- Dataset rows
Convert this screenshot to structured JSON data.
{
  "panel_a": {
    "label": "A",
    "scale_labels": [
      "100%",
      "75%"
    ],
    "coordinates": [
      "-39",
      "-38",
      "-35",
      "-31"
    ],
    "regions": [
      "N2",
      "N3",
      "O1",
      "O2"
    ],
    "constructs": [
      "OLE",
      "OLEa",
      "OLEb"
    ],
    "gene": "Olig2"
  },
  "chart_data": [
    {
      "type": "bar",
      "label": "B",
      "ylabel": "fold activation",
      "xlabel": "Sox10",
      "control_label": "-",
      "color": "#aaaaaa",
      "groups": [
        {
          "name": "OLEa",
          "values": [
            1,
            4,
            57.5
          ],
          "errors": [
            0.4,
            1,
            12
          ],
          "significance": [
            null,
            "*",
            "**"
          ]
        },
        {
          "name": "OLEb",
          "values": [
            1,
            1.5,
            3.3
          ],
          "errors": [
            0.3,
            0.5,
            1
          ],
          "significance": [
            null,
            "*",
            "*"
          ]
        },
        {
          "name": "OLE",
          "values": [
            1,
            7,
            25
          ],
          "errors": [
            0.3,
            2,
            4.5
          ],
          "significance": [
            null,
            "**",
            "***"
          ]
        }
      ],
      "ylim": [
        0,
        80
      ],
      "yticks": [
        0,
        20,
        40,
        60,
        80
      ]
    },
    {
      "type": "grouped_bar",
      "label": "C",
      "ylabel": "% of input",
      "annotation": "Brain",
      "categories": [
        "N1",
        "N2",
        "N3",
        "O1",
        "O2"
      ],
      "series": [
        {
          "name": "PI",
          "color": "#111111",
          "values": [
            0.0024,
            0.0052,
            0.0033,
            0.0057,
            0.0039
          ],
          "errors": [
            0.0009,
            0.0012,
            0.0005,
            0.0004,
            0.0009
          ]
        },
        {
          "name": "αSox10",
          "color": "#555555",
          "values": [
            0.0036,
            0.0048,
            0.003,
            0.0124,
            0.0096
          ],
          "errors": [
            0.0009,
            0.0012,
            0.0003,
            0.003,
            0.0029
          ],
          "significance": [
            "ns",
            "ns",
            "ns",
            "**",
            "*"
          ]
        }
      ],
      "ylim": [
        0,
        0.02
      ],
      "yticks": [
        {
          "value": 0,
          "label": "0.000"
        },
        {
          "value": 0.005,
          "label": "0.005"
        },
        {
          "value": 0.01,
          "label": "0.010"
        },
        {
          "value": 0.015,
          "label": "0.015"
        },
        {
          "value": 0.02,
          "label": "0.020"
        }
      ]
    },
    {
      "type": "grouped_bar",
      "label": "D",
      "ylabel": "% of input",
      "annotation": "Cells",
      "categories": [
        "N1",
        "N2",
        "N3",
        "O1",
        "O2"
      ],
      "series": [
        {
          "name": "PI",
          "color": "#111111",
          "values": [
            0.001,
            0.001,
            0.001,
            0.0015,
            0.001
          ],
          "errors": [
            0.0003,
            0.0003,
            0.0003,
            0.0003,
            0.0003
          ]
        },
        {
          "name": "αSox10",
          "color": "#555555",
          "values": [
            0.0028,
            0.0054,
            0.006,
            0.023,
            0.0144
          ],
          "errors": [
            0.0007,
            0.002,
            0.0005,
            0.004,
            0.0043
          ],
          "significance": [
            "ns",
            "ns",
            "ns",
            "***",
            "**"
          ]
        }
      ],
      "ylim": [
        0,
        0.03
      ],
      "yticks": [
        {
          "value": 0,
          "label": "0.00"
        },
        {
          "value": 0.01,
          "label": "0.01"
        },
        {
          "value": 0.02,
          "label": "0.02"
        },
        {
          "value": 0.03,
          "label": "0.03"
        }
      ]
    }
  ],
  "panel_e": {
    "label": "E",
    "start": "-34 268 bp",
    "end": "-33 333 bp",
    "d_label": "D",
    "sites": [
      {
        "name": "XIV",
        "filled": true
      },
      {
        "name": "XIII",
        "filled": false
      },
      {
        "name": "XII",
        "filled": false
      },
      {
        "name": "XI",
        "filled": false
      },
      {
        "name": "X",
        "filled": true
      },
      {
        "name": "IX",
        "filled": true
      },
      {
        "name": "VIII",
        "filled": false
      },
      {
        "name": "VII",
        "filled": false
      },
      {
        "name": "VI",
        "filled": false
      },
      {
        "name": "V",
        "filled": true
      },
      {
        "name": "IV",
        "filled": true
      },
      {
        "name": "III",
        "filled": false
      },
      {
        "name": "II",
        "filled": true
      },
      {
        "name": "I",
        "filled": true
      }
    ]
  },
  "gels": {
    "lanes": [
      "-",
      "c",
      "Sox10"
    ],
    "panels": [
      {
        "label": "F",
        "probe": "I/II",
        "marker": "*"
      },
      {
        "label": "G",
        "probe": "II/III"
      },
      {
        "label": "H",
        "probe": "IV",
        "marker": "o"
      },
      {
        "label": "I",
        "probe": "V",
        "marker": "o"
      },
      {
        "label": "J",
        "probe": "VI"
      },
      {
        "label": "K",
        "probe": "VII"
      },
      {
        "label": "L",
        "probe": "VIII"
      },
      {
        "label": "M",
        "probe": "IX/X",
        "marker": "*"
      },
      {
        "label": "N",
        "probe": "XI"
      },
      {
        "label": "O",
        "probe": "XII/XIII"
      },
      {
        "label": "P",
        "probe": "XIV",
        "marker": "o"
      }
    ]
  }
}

- WRITTEN REQUEST
Nothing should be changed: write out all of the data as is.

- TASK RESULT
Convert this screenshot to structured JSON data.
{
  "panel_a": {
    "label": "A",
    "scale_labels": [
      "100%",
      "75%"
    ],
    "coordinates": [
      "-39",
      "-38",
      "-35",
      "-31"
    ],
    "regions": [
      "N2",
      "N3",
      "O1",
      "O2"
    ],
    "constructs": [
      "OLE",
      "OLEa",
      "OLEb"
    ],
    "gene": "Olig2"
  },
  "chart_data": [
    {
      "type": "bar",
      "label": "B",
      "ylabel": "fold activation",
      "xlabel": "Sox10",
      "control_label": "-",
      "color": "#aaaaaa",
      "groups": [
        {
          "name": "OLEa",
          "values": [
            1,
            4,
            57.5
          ],
          "errors": [
            0.4,
            1,
            12
          ],
          "significance": [
            null,
            "*",
            "**"
          ]
        },
        {
          "name": "OLEb",
          "values": [
            1,
            1.5,
            3.3
          ],
          "errors": [
            0.3,
            0.5,
            1
          ],
          "significance": [
            null,
            "*",
            "*"
          ]
        },
        {
          "name": "OLE",
          "values": [
            1,
            7,
            25
          ],
          "errors": [
            0.3,
            2,
            4.5
          ],
          "significance": [
            null,
            "**",
            "***"
          ]
        }
      ],
      "ylim": [
        0,
        80
      ],
      "yticks": [
        0,
        20,
        40,
        60,
        80
      ]
    },
    {
      "type": "grouped_bar",
      "label": "C",
      "ylabel": "% of input",
      "annotation": "Brain",
      "categories": [
        "N1",
        "N2",
        "N3",
        "O1",
        "O2"
      ],
      "series": [
        {
          "name": "PI",
          "color": "#111111",
          "values": [
            0.0024,
            0.0052,
            0.0033,
            0.0057,
            0.0039
          ],
          "errors": [
            0.0009,
            0.0012,
            0.0005,
            0.0004,
            0.0009
          ]
        },
        {
          "name": "αSox10",
          "color": "#555555",
          "values": [
            0.0036,
            0.0048,
            0.003,
            0.0124,
            0.0096
          ],
          "errors": [
            0.0009,
            0.0012,
            0.0003,
            0.003,
            0.0029
          ],
          "significance": [
            "ns",
            "ns",
            "ns",
            "**",
            "*"
          ]
        }
      ],
      "ylim": [
        0,
        0.02
      ],
      "yticks": [
        {
          "value": 0,
          "label": "0.000"
        },
        {
          "value": 0.005,
          "label": "0.005"
        },
        {
          "value": 0.01,
          "label": "0.010"
        },
        {
          "value": 0.015,
          "label": "0.015"
        },
        {
          "value": 0.02,
          "label": "0.020"
        }
      ]
    },
    {
      "type": "grouped_bar",
      "label": "D",
      "ylabel": "% of input",
      "annotation": "Cells",
      "categories": [
        "N1",
        "N2",
        "N3",
        "O1",
        "O2"
      ],
      "series": [
        {
          "name": "PI",
          "color": "#111111",
          "values": [
            0.001,
            0.001,
            0.001,
            0.0015,
            0.001
          ],
          "errors": [
            0.0003,
            0.0003,
            0.0003,
            0.0003,
            0.0003
          ]
        },
        {
          "name": "αSox10",
          "color": "#555555",
          "values": [
            0.0028,
            0.0054,
            0.006,
            0.023,
            0.0144
          ],
          "errors": [
            0.0007,
            0.002,
            0.0005,
            0.004,
            0.0043
          ],
          "significance": [
            "ns",
            "ns",
            "ns",
            "***",
            "**"
          ]
        }
      ],
      "ylim": [
        0,
        0.03
      ],
      "yticks": [
        {
          "value": 0,
          "label": "0.00"
        },
        {
          "value": 0.01,
          "label": "0.01"
        },
        {
          "value": 0.02,
          "label": "0.02"
        },
        {
          "value": 0.03,
          "label": "0.03"
        }
      ]
    }
  ],
  "panel_e": {
    "label": "E",
    "start": "-34 268 bp",
    "end": "-33 333 bp",
    "d_label": "D",
    "sites": [
      {
        "name": "XIV",
        "filled": true
      },
      {
        "name": "XIII",
        "filled": false
      },
      {
        "name": "XII",
        "filled": false
      },
      {
        "name": "XI",
        "filled": false
      },
      {
        "name": "X",
        "filled": true
      },
      {
        "name": "IX",
        "filled": true
      },
      {
        "name": "VIII",
        "filled": false
      },
      {
        "name": "VII",
        "filled": false
      },
      {
        "name": "VI",
        "filled": false
      },
      {
        "name": "V",
        "filled": true
      },
      {
        "name": "IV",
        "filled": true
      },
      {
        "name": "III",
        "filled": false
      },
      {
        "name": "II",
        "filled": true
      },
      {
        "name": "I",
        "filled": true
      }
    ]
  },
  "gels": {
    "lanes": [
      "-",
      "c",
      "Sox10"
    ],
    "panels": [
      {
        "label": "F",
        "probe": "I/II",
        "marker": "*"
      },
      {
        "label": "G",
        "probe": "II/III"
      },
      {
        "label": "H",
        "probe": "IV",
        "marker": "o"
      },
      {
        "label": "I",
        "probe": "V",
        "marker": "o"
      },
      {
        "label": "J",
        "probe": "VI"
      },
      {
        "label": "K",
        "probe": "VII"
      },
      {
        "label": "L",
        "probe": "VIII"
      },
      {
        "label": "M",
        "probe": "IX/X",
        "marker": "*"
      },
      {
        "label": "N",
        "probe": "XI"
      },
      {
        "label": "O",
        "probe": "XII/XIII"
      },
      {
        "label": "P",
        "probe": "XIV",
        "marker": "o"
      }
    ]
  }
}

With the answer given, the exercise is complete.